= WHAT IS REQUIRED =
From the entries below, copy every line holding the word "Выводить".

= THE INPUT =
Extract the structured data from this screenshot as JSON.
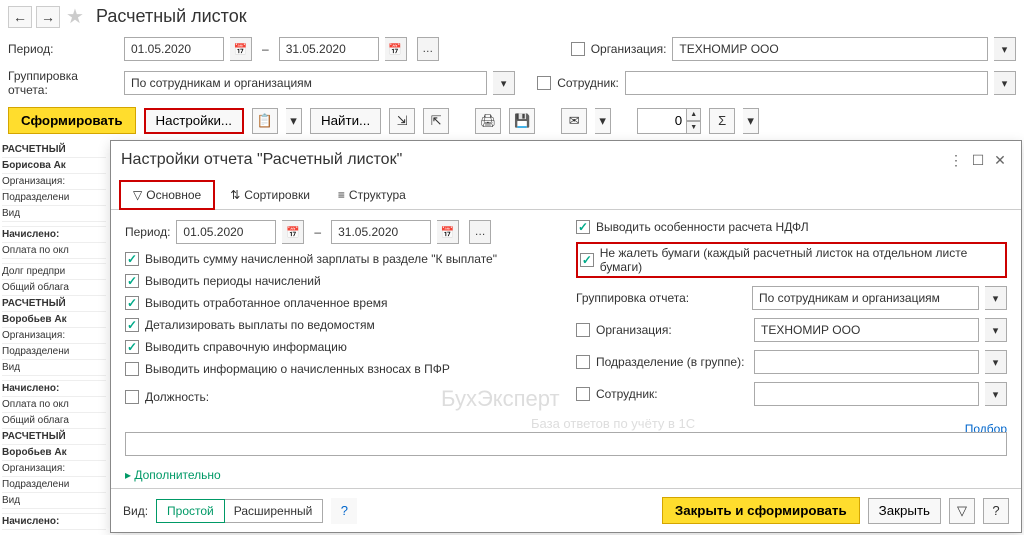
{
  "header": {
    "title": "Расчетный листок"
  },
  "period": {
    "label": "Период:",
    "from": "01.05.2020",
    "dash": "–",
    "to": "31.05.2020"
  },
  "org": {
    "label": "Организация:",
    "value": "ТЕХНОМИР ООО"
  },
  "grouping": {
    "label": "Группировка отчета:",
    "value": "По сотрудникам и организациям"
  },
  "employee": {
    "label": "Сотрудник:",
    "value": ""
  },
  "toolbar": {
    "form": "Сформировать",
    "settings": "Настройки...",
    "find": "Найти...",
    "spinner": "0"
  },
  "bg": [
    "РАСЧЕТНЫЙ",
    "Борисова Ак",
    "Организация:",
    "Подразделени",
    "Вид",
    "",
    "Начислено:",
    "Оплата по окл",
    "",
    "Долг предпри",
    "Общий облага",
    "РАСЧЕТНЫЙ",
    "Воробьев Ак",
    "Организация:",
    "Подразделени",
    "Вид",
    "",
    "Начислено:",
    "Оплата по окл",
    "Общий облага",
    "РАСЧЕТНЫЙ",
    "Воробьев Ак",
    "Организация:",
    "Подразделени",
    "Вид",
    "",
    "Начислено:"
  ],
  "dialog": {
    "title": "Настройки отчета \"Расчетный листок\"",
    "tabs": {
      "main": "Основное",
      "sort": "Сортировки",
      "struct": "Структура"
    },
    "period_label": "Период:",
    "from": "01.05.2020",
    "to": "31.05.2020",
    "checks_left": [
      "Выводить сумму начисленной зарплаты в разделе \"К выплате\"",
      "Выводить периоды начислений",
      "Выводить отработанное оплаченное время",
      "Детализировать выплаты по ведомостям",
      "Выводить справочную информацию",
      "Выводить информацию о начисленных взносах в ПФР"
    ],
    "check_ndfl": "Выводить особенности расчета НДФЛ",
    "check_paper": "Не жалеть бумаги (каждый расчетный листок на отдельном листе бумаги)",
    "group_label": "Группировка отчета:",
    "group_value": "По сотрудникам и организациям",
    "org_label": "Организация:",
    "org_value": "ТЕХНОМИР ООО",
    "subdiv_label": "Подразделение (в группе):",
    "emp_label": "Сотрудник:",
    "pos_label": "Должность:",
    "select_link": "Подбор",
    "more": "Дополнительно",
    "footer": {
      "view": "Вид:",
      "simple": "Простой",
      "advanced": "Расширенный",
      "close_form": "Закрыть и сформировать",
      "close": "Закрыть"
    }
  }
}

...

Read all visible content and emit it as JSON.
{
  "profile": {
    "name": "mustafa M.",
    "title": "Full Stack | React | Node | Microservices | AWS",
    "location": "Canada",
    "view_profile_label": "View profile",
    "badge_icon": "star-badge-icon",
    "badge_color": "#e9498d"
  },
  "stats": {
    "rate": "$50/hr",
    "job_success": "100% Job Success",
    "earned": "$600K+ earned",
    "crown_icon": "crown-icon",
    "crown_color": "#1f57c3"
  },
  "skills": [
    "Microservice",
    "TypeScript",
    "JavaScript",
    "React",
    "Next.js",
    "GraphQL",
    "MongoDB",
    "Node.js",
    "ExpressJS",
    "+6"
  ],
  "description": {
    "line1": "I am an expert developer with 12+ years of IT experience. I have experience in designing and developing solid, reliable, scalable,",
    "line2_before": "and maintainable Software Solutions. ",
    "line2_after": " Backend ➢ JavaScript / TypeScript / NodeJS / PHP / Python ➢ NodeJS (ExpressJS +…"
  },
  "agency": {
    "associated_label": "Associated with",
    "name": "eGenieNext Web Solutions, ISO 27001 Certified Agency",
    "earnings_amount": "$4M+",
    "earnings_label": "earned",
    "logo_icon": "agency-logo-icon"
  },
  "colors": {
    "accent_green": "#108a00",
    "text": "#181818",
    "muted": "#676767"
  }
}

= ANSWER IN FULL =
      "Выводить сумму начисленной зарплаты в разделе \"К выплате\"",
      "Выводить периоды начислений",
      "Выводить отработанное оплаченное время",
      "Выводить справочную информацию",
      "Выводить информацию о начисленных взносах в ПФР"
    "check_ndfl": "Выводить особенности расчета НДФЛ",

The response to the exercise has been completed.